Locate the word "this" in the data below, then copy every line that holds it.

---- DATA SUPPLIED

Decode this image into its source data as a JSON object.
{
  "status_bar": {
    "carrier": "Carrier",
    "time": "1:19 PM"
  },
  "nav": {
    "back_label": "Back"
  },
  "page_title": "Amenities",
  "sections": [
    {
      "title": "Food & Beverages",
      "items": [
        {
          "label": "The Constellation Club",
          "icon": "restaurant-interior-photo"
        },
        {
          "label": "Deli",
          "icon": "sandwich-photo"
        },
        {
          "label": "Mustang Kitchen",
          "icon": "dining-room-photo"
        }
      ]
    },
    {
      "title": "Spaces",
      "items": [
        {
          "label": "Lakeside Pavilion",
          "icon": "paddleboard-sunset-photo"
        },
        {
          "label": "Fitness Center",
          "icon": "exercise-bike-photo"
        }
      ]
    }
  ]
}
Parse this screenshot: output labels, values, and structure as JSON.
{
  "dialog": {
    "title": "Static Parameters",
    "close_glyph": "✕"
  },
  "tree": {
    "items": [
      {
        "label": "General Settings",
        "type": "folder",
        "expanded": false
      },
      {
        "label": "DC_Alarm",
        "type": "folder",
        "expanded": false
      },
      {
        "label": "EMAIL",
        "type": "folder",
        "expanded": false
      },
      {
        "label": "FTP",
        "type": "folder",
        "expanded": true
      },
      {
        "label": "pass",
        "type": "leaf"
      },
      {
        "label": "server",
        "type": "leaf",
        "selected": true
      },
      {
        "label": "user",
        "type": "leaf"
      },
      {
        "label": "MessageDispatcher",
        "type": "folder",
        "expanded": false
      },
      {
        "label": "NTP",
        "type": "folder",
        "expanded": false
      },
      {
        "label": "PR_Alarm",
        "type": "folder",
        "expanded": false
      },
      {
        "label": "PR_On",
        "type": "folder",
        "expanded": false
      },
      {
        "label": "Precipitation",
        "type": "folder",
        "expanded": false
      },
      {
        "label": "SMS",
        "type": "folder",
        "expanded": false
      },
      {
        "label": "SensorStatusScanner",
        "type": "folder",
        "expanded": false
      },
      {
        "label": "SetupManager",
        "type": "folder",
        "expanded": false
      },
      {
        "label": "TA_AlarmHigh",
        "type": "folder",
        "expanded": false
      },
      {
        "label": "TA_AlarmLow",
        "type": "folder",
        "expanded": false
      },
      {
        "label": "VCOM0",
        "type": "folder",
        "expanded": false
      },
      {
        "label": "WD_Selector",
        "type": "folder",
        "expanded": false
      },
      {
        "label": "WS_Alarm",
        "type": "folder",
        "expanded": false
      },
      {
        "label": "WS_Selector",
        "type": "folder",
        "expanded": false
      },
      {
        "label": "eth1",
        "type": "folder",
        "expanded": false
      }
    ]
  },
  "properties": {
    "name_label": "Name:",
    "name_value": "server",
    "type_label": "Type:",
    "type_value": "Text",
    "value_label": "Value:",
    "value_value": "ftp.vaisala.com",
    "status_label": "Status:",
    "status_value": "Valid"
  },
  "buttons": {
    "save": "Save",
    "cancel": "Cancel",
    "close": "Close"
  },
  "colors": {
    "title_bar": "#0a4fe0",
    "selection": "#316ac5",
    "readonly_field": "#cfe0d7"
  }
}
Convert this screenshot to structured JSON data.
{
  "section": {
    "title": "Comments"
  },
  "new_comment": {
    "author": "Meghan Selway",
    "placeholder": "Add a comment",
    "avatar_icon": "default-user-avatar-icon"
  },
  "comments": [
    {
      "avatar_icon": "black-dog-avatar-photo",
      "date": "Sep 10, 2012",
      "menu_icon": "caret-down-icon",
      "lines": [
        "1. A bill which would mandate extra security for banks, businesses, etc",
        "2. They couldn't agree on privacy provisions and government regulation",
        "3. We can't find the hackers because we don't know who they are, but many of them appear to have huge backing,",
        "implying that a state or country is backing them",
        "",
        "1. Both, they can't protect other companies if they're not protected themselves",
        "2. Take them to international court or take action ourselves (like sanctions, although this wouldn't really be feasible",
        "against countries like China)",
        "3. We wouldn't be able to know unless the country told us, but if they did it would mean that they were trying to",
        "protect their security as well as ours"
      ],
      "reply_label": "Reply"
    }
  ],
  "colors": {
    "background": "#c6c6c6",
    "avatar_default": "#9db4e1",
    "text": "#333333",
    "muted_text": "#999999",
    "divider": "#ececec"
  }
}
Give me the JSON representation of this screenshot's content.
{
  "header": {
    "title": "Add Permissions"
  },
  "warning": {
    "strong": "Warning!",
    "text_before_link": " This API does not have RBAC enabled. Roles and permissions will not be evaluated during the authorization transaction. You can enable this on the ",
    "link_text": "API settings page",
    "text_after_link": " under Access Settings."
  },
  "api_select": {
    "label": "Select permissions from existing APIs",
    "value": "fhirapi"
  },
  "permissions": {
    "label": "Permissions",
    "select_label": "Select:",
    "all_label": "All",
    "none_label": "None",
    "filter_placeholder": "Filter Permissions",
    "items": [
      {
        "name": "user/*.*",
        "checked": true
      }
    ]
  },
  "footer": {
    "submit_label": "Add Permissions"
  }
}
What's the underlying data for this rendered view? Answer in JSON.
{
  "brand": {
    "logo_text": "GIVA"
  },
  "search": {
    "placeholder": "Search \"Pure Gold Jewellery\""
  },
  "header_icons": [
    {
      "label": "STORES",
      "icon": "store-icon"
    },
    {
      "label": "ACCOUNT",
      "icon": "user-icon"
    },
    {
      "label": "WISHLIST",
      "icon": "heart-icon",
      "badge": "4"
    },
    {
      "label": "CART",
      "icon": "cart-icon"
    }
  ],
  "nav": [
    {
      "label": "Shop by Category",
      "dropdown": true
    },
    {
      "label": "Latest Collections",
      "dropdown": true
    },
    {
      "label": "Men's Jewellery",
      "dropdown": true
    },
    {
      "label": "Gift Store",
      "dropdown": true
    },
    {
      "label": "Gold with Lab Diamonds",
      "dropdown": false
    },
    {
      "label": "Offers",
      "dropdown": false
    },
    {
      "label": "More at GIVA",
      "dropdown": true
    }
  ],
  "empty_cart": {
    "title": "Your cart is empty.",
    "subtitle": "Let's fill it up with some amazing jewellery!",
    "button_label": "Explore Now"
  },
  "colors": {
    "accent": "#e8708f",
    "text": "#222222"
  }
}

--------

### TASK ANSWER
Decode this image into its source data as a JSON object.
Parse this screenshot: output labels, values, and structure as JSON.
Convert this screenshot to structured JSON data.
        "2. Take them to international court or take action ourselves (like sanctions, although this wouldn't really be feasible",
Give me the JSON representation of this screenshot's content.
    "text_before_link": " This API does not have RBAC enabled. Roles and permissions will not be evaluated during the authorization transaction. You can enable this on the ",
What's the underlying data for this rendered view? Answer in JSON.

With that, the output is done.